-- start of Recorded data --

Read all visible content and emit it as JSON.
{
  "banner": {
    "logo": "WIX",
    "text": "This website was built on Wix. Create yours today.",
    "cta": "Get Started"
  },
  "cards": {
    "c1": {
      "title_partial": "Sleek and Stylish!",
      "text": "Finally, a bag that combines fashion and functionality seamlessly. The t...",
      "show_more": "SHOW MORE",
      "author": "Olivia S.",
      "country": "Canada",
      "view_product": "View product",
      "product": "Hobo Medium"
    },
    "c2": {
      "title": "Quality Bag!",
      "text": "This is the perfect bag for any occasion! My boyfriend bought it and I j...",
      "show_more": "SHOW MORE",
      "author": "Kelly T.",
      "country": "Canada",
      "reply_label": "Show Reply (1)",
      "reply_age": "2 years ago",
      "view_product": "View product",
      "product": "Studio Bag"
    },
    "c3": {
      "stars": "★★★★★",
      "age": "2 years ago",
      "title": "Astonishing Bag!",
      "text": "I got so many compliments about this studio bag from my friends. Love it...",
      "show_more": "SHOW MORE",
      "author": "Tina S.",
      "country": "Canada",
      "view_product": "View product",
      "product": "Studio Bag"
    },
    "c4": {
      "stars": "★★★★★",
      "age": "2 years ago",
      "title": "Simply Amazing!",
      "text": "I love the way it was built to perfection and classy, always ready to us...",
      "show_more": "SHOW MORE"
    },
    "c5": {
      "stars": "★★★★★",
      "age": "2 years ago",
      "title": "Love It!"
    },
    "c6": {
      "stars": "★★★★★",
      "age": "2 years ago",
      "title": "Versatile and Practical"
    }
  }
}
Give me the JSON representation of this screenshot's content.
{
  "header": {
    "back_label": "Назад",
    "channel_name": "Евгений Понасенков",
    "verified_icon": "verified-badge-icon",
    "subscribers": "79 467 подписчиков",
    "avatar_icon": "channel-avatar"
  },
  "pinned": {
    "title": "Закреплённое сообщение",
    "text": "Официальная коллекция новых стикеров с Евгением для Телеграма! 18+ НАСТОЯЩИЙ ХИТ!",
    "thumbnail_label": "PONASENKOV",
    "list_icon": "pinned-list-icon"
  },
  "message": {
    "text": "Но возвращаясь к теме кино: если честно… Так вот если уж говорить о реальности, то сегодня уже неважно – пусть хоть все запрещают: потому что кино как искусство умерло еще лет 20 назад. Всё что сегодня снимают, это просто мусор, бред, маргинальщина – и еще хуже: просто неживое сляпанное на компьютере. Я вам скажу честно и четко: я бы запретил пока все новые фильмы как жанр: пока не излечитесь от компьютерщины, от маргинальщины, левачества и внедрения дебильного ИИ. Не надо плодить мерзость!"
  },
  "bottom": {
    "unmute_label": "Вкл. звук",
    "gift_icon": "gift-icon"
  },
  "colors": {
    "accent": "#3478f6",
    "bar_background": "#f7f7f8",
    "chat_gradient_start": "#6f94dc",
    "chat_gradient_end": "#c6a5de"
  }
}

-- end of Recorded data --

### Task prompt:
Extract all lines from the data in which "built" is found.

### Final answer:
    "text": "This website was built on Wix. Create yours today.",
      "text": "I love the way it was built to perfection and classy, always ready to us...",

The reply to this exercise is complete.